Il n’y avait qu’une personne à la fois qui venait voir ces films. Il s’agissait en très grande majorité d’étrangers, des touristes de passage, et quelquefois mais rarement de français.

Projecteur Heurtier
L’origine du projecteur (qui devait ressembler à celui de l’illustration ci-dessus), qui servait à la concierge pour diffuser ses films, est intéressante. Il lui a été prêté par un des locataires de l’immeuble, qui profitait de certaines projections : “Lors des projections cinématographiques auxquelles il assistait, il y avait quelquefois des amis“. Non seulement le petit commerce de la concierge est relativement intégré à ses activités officielles de concierge, mais on apprend aussi que la “consommation” de pornographie n’est ni une activité par essence solitaire, ni une activité uniquement conjugale, mais qu’elle est parfois organisée “entre amis”. Les difficultés d’approvisionnement (en films, en projecteurs, en photos…) avant la légalisation du porno pouvaient pousser à la mise en commun amicale des éléments permettant une consommation pornographique, consommation sociale plus qu’individuelle. La pornographie s’insère ici dans un réseau d’échanges de bon services : le projecteur contre le linge sale, par exemple. Ces dons et contre-dons se trouvent hors de l’économie monétaire. Dans la version de Raymonde Olesniak, l’argent ne circule pas entre amis.

====

Énoncé du problème:
Traduisez en anglais cette phrase de l’extrait sur le projecteur de la concierge : « Ces dons et contre-dons se trouvent hors de l’économie monétaire. »

Données fournies:
====

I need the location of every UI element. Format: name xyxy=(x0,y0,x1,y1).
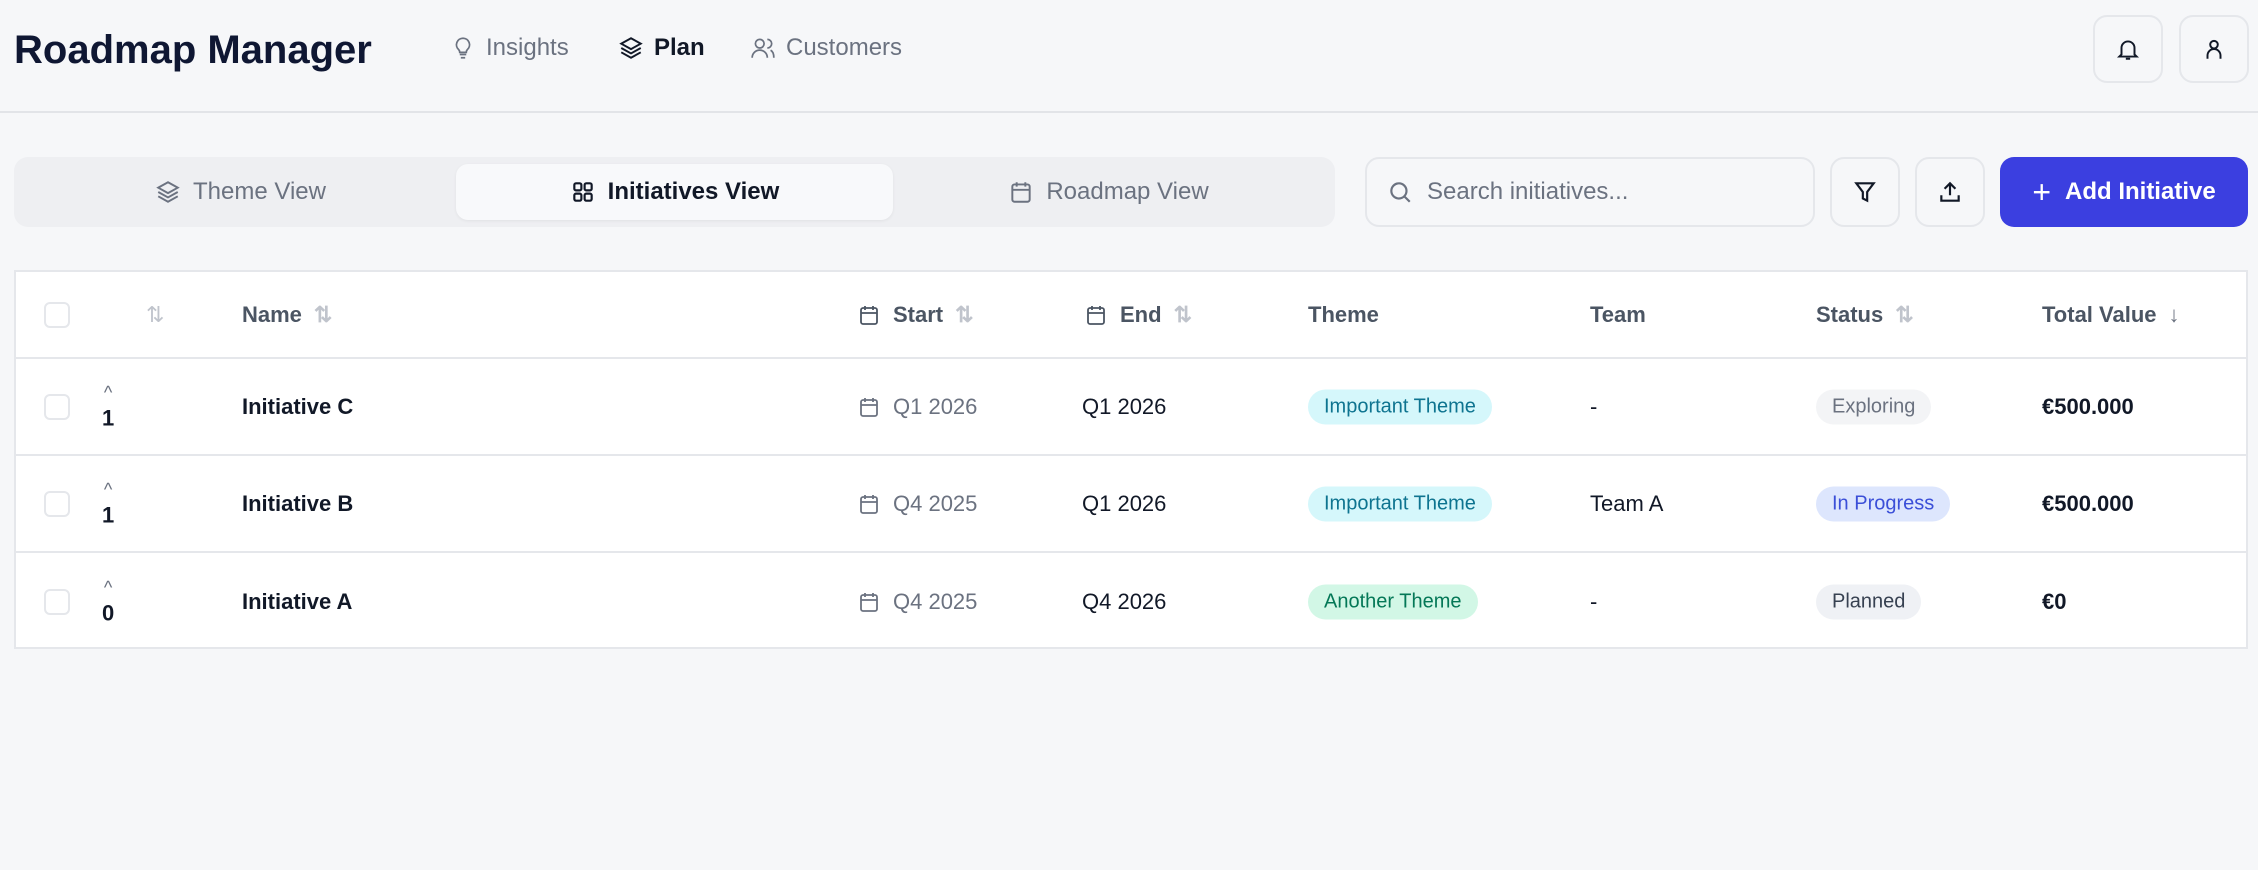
search-box xyxy=(1365,157,1815,227)
header-label: End xyxy=(1120,301,1162,327)
table-row[interactable]: ^ 1 Initiative C Q1 2026 Q1 2026 Importan… xyxy=(16,359,2246,456)
header-theme: Theme xyxy=(1308,301,1379,327)
tab-label: Roadmap View xyxy=(1046,178,1209,205)
export-button[interactable] xyxy=(1915,157,1985,227)
user-icon xyxy=(2206,39,2222,59)
header-start[interactable]: Start ⇅ xyxy=(857,302,974,328)
vote-count: 1 xyxy=(102,405,115,430)
app-header: Roadmap Manager Insights Plan Customers xyxy=(0,0,2258,113)
header-team: Team xyxy=(1590,301,1646,327)
row-checkbox[interactable] xyxy=(44,490,70,517)
search-input[interactable] xyxy=(1427,178,1787,206)
header-label: Status xyxy=(1816,301,1884,327)
search-icon xyxy=(1390,182,1411,203)
table-row[interactable]: ^ 0 Initiative A Q4 2025 Q4 2026 Another … xyxy=(16,553,2246,650)
notifications-button[interactable] xyxy=(2093,15,2163,83)
nav-insights[interactable]: Insights xyxy=(450,34,569,62)
header-total-value[interactable]: Total Value ↓ xyxy=(2042,302,2180,328)
layers-icon xyxy=(156,181,180,203)
initiative-name[interactable]: Initiative A xyxy=(242,588,353,614)
calendar-icon xyxy=(860,397,878,417)
app-title: Roadmap Manager xyxy=(14,28,372,72)
calendar-icon xyxy=(860,305,878,325)
header-name[interactable]: Name ⇅ xyxy=(242,302,332,328)
bell-icon xyxy=(2116,40,2140,60)
sort-icon: ⇅ xyxy=(1895,301,1914,327)
vote-count: 0 xyxy=(102,600,115,625)
end-date[interactable]: Q1 2026 xyxy=(1082,393,1167,419)
plus-icon: + xyxy=(2032,173,2051,210)
total-value: €500.000 xyxy=(2042,393,2134,419)
tab-label: Theme View xyxy=(193,178,326,205)
select-all-checkbox[interactable] xyxy=(44,301,70,328)
initiatives-table: ⇅ Name ⇅ Start ⇅ End ⇅ Theme Team Status ⇅ T… xyxy=(14,270,2248,649)
header-status[interactable]: Status ⇅ xyxy=(1816,302,1914,328)
add-initiative-button[interactable]: + Add Initiative xyxy=(2000,157,2248,227)
tab-initiatives-view[interactable]: Initiatives View xyxy=(456,164,893,220)
upvote-icon[interactable]: ^ xyxy=(103,479,113,499)
table-header: ⇅ Name ⇅ Start ⇅ End ⇅ Theme Team Status ⇅ T… xyxy=(16,272,2246,359)
vote-control[interactable]: ^ 0 xyxy=(102,577,114,626)
header-label: Total Value xyxy=(2042,301,2157,327)
total-value: €500.000 xyxy=(2042,490,2134,516)
nav-label: Insights xyxy=(486,34,569,61)
sort-icon: ⇅ xyxy=(313,301,333,327)
tab-roadmap-view[interactable]: Roadmap View xyxy=(890,164,1327,220)
end-date[interactable]: Q1 2026 xyxy=(1082,490,1167,516)
calendar-icon xyxy=(860,494,878,514)
vote-count: 1 xyxy=(102,502,115,527)
initiative-name[interactable]: Initiative C xyxy=(242,393,354,419)
profile-button[interactable] xyxy=(2179,15,2249,83)
initiative-name[interactable]: Initiative B xyxy=(242,490,354,516)
team: - xyxy=(1590,588,1598,614)
row-checkbox[interactable] xyxy=(44,588,70,615)
filter-icon xyxy=(1854,182,1876,203)
sort-icon: ⇅ xyxy=(955,301,974,327)
status-badge[interactable]: Exploring xyxy=(1816,389,1932,424)
nav-plan[interactable]: Plan xyxy=(618,34,705,62)
theme-badge: Important Theme xyxy=(1308,486,1492,521)
start-date[interactable]: Q4 2025 xyxy=(893,588,978,614)
filter-button[interactable] xyxy=(1830,157,1900,227)
upvote-icon[interactable]: ^ xyxy=(103,577,113,597)
nav-label: Customers xyxy=(786,34,903,61)
nav-customers[interactable]: Customers xyxy=(750,34,902,62)
calendar-icon xyxy=(1087,305,1105,325)
table-row[interactable]: ^ 1 Initiative B Q4 2025 Q1 2026 Importan… xyxy=(16,456,2246,553)
theme-badge: Important Theme xyxy=(1308,389,1492,424)
layers-icon xyxy=(619,37,643,59)
header-label: Name xyxy=(242,301,302,327)
row-checkbox[interactable] xyxy=(44,393,70,420)
header-label: Start xyxy=(893,301,944,327)
vote-control[interactable]: ^ 1 xyxy=(102,479,114,528)
tab-theme-view[interactable]: Theme View xyxy=(22,164,459,220)
calendar-icon xyxy=(860,592,878,612)
lightbulb-icon xyxy=(455,37,471,59)
users-icon xyxy=(751,38,775,58)
start-date[interactable]: Q4 2025 xyxy=(893,490,978,516)
status-badge[interactable]: In Progress xyxy=(1816,486,1951,521)
upload-icon xyxy=(1940,181,1960,202)
grid-icon xyxy=(572,182,593,202)
header-end[interactable]: End ⇅ xyxy=(1084,302,1192,328)
upvote-icon[interactable]: ^ xyxy=(103,382,113,402)
sort-icon: ⇅ xyxy=(1173,301,1192,327)
total-value: €0 xyxy=(2042,588,2067,614)
vote-control[interactable]: ^ 1 xyxy=(102,382,114,431)
status-badge[interactable]: Planned xyxy=(1816,584,1922,619)
calendar-icon xyxy=(1011,182,1031,203)
end-date[interactable]: Q4 2026 xyxy=(1082,588,1167,614)
team: Team A xyxy=(1590,490,1664,516)
add-initiative-label: Add Initiative xyxy=(2065,178,2216,205)
nav-label: Plan xyxy=(654,34,705,61)
theme-badge: Another Theme xyxy=(1308,584,1478,619)
sort-votes-icon[interactable]: ⇅ xyxy=(146,301,165,327)
sort-desc-icon: ↓ xyxy=(2168,301,2180,327)
tab-label: Initiatives View xyxy=(607,178,780,205)
view-switcher: Theme View Initiatives View Roadmap View xyxy=(14,157,1335,227)
team: - xyxy=(1590,393,1598,419)
start-date[interactable]: Q1 2026 xyxy=(893,393,978,419)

====

Réponse attendue:
These gifts and counter-gifts lie outside the monetary economy.